• Task to complete
Produce an exact copy of all the data below, dropping every image.

(Dataset entries)
☆ ☆ ☆ ☆ ☆ ☆ ☆

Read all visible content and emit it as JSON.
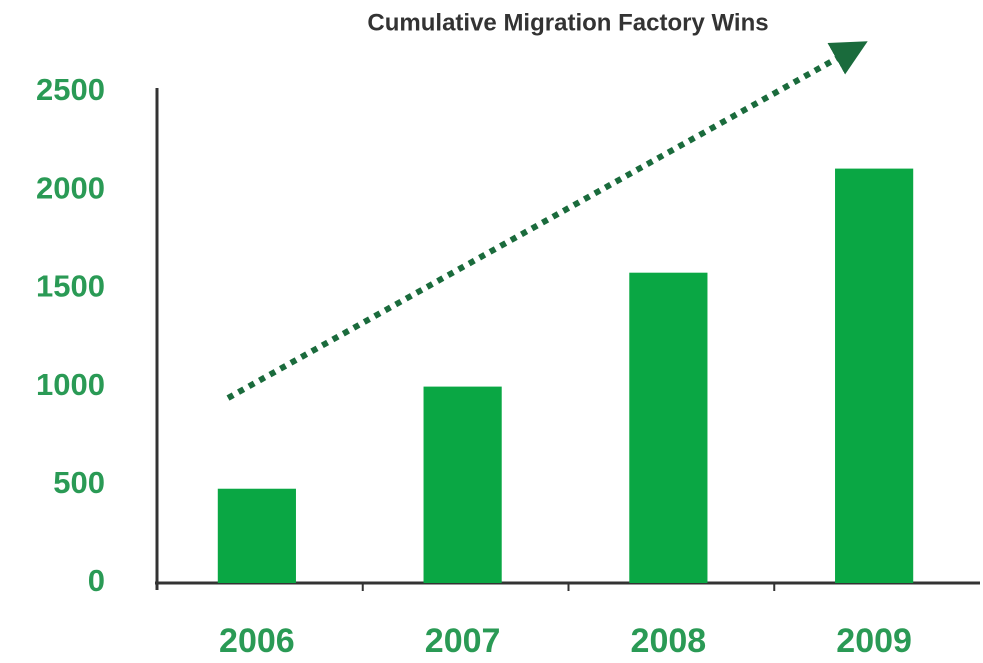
{
  "chart_data": {
    "type": "bar",
    "title": "Cumulative Migration Factory Wins",
    "categories": [
      "2006",
      "2007",
      "2008",
      "2009"
    ],
    "values": [
      480,
      1000,
      1580,
      2110
    ],
    "color": "#0aa744",
    "ylim": [
      0,
      2500
    ],
    "yticks": [
      0,
      500,
      1000,
      1500,
      2000,
      2500
    ],
    "grid": false
  }
}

☆ ☆ ☆ ☆ ☆ ☆ ☆

• Response to the task
Read all visible content and emit it as JSON.
{
  "chart_data": {
    "type": "bar",
    "title": "Cumulative Migration Factory Wins",
    "categories": [
      "2006",
      "2007",
      "2008",
      "2009"
    ],
    "values": [
      480,
      1000,
      1580,
      2110
    ],
    "color": "#0aa744",
    "ylim": [
      0,
      2500
    ],
    "yticks": [
      0,
      500,
      1000,
      1500,
      2000,
      2500
    ],
    "grid": false
  }
}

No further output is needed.